::: Records supplied :::

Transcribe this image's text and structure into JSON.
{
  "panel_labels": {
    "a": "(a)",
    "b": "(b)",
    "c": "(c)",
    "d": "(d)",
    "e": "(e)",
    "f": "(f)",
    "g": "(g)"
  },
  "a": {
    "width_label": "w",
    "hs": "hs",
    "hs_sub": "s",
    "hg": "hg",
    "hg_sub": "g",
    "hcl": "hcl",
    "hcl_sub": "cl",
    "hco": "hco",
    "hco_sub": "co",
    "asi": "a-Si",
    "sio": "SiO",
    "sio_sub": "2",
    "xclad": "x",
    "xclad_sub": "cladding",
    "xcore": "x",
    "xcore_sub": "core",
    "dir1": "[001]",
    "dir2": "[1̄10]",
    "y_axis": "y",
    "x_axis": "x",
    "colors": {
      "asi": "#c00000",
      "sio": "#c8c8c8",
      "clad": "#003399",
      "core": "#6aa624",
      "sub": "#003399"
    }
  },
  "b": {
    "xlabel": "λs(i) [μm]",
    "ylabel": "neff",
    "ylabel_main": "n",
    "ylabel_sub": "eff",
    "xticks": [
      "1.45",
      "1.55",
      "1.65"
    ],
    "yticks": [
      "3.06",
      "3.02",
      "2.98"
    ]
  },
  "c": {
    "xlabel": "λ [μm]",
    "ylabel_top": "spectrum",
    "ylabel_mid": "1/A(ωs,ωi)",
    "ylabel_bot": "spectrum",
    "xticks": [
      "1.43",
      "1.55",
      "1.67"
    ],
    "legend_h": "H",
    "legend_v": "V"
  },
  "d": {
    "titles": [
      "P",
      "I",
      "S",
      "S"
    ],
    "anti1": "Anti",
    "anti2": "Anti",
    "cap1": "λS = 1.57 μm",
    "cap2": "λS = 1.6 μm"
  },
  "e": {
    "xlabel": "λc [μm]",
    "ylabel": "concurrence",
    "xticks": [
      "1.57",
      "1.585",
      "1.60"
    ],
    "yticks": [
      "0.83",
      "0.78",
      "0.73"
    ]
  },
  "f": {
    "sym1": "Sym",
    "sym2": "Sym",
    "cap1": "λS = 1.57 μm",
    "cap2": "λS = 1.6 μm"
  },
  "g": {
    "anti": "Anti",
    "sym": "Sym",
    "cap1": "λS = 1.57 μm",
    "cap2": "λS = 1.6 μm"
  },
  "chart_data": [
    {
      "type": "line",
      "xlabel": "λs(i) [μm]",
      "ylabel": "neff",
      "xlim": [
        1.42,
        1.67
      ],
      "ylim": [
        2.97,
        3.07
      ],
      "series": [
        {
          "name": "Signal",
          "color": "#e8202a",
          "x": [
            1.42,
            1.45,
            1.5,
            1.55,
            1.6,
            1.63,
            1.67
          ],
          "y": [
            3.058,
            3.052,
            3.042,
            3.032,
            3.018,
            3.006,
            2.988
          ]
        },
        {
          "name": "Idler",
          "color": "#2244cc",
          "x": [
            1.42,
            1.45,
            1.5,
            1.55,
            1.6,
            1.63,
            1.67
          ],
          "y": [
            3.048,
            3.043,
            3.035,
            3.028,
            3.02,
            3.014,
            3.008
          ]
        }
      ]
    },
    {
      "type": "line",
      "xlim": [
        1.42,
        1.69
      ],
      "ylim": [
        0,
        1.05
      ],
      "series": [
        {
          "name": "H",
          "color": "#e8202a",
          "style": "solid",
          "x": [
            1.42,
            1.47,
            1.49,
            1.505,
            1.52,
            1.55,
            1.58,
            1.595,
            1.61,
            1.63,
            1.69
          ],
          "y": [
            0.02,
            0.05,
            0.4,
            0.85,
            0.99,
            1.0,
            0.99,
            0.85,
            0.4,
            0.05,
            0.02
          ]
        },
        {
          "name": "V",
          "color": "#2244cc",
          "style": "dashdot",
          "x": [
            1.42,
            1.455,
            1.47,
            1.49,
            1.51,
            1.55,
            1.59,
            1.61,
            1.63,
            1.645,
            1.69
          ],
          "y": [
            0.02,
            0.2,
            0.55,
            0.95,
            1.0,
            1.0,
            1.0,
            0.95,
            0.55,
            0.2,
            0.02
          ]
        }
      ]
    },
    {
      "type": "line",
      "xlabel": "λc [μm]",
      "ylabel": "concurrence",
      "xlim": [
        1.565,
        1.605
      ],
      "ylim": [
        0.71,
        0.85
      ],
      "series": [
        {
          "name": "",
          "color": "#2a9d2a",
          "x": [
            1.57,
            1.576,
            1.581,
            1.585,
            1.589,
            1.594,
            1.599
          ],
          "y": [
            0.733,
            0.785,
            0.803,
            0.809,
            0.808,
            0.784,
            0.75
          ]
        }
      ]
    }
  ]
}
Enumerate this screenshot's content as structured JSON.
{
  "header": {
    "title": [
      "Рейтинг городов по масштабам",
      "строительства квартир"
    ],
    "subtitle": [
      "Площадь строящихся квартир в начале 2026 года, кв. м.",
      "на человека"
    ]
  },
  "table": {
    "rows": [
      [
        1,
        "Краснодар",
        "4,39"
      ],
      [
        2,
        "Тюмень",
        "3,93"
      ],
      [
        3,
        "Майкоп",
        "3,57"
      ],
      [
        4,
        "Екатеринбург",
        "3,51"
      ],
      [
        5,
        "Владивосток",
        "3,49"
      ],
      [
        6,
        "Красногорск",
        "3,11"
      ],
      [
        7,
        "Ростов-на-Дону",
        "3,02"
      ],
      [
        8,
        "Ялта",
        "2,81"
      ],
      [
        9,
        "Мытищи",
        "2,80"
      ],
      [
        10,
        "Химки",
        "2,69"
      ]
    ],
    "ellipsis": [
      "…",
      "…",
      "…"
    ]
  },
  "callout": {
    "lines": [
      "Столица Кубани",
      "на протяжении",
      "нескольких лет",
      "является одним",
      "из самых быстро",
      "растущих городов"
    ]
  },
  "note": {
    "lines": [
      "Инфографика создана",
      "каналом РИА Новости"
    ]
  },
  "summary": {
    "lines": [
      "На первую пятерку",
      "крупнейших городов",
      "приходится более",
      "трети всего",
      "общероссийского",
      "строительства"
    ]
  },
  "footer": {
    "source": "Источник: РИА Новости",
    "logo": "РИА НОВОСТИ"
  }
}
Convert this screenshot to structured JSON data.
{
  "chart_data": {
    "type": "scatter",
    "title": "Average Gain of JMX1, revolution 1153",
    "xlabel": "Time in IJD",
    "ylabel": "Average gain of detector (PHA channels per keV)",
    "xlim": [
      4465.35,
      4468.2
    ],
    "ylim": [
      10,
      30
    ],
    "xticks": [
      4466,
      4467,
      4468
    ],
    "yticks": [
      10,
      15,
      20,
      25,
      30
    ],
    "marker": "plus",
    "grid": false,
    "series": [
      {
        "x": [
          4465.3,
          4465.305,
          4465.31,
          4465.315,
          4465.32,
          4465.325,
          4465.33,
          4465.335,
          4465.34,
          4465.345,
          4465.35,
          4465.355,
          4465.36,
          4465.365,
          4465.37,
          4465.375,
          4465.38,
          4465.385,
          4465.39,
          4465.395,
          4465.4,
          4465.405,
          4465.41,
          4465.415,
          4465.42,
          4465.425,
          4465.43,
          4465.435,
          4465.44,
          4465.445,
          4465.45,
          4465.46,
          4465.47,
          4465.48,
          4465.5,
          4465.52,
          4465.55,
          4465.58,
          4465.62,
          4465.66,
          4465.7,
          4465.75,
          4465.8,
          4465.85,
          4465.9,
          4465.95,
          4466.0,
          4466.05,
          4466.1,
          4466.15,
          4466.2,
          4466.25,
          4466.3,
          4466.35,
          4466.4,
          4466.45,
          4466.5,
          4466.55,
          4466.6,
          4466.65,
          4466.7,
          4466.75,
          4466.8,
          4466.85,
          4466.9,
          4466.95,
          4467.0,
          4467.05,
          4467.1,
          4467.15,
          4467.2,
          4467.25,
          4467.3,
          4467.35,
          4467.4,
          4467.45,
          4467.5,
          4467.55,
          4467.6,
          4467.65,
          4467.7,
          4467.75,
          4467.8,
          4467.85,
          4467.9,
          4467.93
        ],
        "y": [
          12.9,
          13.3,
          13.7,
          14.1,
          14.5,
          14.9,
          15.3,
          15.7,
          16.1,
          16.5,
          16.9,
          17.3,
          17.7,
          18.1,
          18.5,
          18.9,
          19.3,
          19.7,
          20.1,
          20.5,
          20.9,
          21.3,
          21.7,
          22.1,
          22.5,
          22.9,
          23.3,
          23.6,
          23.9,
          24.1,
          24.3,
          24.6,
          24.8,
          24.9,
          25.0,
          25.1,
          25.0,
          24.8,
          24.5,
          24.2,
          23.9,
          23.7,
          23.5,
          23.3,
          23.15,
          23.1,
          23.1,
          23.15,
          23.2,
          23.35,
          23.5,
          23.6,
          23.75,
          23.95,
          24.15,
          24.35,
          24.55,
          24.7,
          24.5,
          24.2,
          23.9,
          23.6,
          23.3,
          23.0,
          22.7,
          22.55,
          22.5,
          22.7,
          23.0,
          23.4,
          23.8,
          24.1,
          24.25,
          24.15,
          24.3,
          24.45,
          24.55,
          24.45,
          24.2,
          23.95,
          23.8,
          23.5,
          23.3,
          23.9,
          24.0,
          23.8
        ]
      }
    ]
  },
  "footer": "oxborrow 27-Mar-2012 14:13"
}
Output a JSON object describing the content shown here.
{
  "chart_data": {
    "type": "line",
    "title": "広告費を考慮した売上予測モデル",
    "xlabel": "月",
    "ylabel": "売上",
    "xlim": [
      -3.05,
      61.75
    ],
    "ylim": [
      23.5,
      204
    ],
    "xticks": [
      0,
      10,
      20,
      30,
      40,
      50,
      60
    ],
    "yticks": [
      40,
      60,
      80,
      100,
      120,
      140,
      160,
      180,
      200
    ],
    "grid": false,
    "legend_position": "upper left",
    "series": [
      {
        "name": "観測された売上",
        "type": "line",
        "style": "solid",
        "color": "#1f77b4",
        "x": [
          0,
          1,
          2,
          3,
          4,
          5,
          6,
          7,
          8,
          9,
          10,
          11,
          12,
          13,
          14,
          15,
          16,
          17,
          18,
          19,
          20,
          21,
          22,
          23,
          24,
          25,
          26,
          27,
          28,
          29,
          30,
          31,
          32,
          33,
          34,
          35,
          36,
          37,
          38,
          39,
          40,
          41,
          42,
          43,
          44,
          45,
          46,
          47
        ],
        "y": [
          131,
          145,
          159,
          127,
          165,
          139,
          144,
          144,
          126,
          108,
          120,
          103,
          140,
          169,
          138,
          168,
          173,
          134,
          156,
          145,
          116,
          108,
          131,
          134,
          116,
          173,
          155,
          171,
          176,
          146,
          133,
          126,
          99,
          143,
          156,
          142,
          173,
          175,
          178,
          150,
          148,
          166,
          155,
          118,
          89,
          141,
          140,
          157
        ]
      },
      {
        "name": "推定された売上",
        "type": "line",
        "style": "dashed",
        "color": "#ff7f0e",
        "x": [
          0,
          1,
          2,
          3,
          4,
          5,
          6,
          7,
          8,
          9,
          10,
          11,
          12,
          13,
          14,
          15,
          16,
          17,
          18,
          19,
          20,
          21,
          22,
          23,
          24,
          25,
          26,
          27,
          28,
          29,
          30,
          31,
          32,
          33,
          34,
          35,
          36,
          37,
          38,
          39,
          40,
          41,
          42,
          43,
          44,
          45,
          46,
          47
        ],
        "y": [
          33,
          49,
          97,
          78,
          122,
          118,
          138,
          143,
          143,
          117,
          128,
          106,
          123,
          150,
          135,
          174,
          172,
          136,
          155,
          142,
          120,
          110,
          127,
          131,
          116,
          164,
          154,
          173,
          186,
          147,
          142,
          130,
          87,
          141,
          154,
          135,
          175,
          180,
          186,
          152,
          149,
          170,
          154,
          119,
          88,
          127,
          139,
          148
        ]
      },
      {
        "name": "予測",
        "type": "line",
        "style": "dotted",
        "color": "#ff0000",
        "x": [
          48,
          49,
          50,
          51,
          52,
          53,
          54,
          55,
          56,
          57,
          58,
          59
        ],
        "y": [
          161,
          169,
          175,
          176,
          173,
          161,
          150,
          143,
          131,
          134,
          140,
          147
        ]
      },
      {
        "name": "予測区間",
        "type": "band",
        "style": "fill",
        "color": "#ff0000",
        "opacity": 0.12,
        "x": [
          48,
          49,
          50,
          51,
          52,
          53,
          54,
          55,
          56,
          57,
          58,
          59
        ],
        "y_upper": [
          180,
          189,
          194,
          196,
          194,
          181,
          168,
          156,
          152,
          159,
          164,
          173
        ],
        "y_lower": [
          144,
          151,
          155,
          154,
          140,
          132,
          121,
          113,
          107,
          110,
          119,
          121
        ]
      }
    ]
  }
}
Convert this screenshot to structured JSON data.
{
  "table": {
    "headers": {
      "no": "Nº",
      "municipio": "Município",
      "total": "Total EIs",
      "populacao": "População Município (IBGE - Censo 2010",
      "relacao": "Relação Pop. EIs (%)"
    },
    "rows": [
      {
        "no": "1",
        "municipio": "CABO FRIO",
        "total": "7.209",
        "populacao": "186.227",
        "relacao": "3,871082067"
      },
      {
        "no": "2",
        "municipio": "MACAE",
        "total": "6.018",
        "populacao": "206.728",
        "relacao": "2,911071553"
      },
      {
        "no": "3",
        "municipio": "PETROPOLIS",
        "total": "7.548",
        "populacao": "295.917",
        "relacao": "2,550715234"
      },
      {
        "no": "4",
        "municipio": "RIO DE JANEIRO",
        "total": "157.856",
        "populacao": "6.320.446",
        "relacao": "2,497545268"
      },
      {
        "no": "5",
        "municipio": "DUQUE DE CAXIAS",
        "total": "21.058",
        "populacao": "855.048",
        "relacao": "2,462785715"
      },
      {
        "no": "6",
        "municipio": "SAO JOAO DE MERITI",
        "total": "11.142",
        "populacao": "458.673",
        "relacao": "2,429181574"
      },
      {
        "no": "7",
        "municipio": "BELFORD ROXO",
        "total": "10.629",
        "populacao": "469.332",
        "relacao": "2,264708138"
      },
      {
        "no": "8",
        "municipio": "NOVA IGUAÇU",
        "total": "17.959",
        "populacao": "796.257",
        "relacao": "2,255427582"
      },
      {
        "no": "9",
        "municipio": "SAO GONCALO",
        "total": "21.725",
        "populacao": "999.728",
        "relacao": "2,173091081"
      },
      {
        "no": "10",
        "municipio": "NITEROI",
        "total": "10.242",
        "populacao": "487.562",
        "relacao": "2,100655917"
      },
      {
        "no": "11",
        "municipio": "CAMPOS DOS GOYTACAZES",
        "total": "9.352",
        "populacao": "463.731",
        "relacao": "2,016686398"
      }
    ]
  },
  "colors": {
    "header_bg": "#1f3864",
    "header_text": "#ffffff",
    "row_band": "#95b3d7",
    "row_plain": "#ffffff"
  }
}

:::

Goal → Respond with nothing but the number of lines in the entries that contain the string "Average".

Output for this task → 2